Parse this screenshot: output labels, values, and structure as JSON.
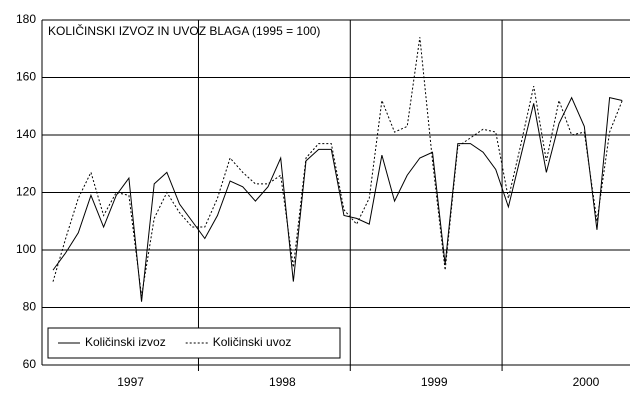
{
  "chart_data": {
    "type": "line",
    "title": "KOLIČINSKI IZVOZ IN UVOZ BLAGA (1995 = 100)",
    "year_labels": [
      "1997",
      "1998",
      "1999",
      "2000"
    ],
    "series": [
      {
        "name": "Količinski izvoz",
        "color": "#000000",
        "dash": "none",
        "values": [
          93,
          99,
          106,
          119,
          108,
          119,
          125,
          82,
          123,
          127,
          116,
          110,
          104,
          112,
          124,
          122,
          117,
          122,
          132,
          89,
          131,
          135,
          135,
          112,
          111,
          109,
          133,
          117,
          126,
          132,
          134,
          95,
          137,
          137,
          134,
          128,
          115,
          133,
          151,
          127,
          144,
          153,
          143,
          107,
          153,
          152
        ]
      },
      {
        "name": "Količinski uvoz",
        "color": "#000000",
        "dash": "2,2",
        "values": [
          89,
          104,
          118,
          127,
          112,
          120,
          119,
          84,
          111,
          120,
          113,
          108,
          108,
          118,
          132,
          127,
          123,
          123,
          126,
          94,
          132,
          137,
          137,
          114,
          109,
          118,
          152,
          141,
          143,
          174,
          131,
          93,
          136,
          139,
          142,
          141,
          118,
          137,
          157,
          131,
          152,
          140,
          141,
          110,
          141,
          152
        ]
      }
    ],
    "ylim": [
      60,
      180
    ],
    "yticks": [
      60,
      80,
      100,
      120,
      140,
      160,
      180
    ],
    "grid": true
  }
}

What is expected:
A faithful copy of the records above is needed, with the pictures left out.

Exercise output:
Parse this screenshot: output labels, values, and structure as JSON.
{
  "chart_data": {
    "type": "line",
    "title": "KOLIČINSKI IZVOZ IN UVOZ BLAGA (1995 = 100)",
    "year_labels": [
      "1997",
      "1998",
      "1999",
      "2000"
    ],
    "series": [
      {
        "name": "Količinski izvoz",
        "color": "#000000",
        "dash": "none",
        "values": [
          93,
          99,
          106,
          119,
          108,
          119,
          125,
          82,
          123,
          127,
          116,
          110,
          104,
          112,
          124,
          122,
          117,
          122,
          132,
          89,
          131,
          135,
          135,
          112,
          111,
          109,
          133,
          117,
          126,
          132,
          134,
          95,
          137,
          137,
          134,
          128,
          115,
          133,
          151,
          127,
          144,
          153,
          143,
          107,
          153,
          152
        ]
      },
      {
        "name": "Količinski uvoz",
        "color": "#000000",
        "dash": "2,2",
        "values": [
          89,
          104,
          118,
          127,
          112,
          120,
          119,
          84,
          111,
          120,
          113,
          108,
          108,
          118,
          132,
          127,
          123,
          123,
          126,
          94,
          132,
          137,
          137,
          114,
          109,
          118,
          152,
          141,
          143,
          174,
          131,
          93,
          136,
          139,
          142,
          141,
          118,
          137,
          157,
          131,
          152,
          140,
          141,
          110,
          141,
          152
        ]
      }
    ],
    "ylim": [
      60,
      180
    ],
    "yticks": [
      60,
      80,
      100,
      120,
      140,
      160,
      180
    ],
    "grid": true
  }
}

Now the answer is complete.